***** EXTRACTED MATERIAL *****

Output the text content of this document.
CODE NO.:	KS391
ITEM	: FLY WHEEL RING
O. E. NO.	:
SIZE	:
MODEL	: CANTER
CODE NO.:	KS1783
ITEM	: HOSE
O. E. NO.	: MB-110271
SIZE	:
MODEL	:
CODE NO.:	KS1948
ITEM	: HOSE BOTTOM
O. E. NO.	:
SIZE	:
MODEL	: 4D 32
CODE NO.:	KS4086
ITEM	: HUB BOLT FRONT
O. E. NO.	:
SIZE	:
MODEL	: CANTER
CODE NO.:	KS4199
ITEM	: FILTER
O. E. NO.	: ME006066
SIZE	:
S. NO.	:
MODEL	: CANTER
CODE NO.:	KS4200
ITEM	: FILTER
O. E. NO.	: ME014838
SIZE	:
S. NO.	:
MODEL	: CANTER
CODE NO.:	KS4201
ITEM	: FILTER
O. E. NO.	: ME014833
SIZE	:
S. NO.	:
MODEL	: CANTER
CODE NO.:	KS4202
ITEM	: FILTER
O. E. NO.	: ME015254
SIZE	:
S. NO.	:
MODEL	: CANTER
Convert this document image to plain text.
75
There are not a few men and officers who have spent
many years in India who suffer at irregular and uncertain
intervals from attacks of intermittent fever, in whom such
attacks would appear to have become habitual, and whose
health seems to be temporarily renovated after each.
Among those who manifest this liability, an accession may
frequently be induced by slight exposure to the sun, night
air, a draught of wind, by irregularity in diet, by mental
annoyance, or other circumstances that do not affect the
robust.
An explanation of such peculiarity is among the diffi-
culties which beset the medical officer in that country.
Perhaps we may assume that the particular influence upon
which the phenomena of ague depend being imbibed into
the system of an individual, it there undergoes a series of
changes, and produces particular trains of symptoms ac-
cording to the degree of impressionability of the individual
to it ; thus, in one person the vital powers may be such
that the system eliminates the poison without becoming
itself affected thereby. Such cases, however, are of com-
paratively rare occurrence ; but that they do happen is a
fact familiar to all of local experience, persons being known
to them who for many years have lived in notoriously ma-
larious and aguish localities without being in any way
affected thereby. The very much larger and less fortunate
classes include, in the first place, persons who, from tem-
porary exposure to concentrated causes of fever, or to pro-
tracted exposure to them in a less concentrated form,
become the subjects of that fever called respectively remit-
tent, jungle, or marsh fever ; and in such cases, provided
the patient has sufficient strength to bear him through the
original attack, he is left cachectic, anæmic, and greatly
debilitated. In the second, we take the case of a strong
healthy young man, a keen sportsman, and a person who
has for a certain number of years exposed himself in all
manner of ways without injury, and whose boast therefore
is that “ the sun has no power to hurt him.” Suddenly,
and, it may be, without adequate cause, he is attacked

*****

(PROMPT) From the data above, copy each line where the string "individual" appears.

(TASK RESULT)
the system of an individual, it there undergoes a series of
cording to the degree of impressionability of the individual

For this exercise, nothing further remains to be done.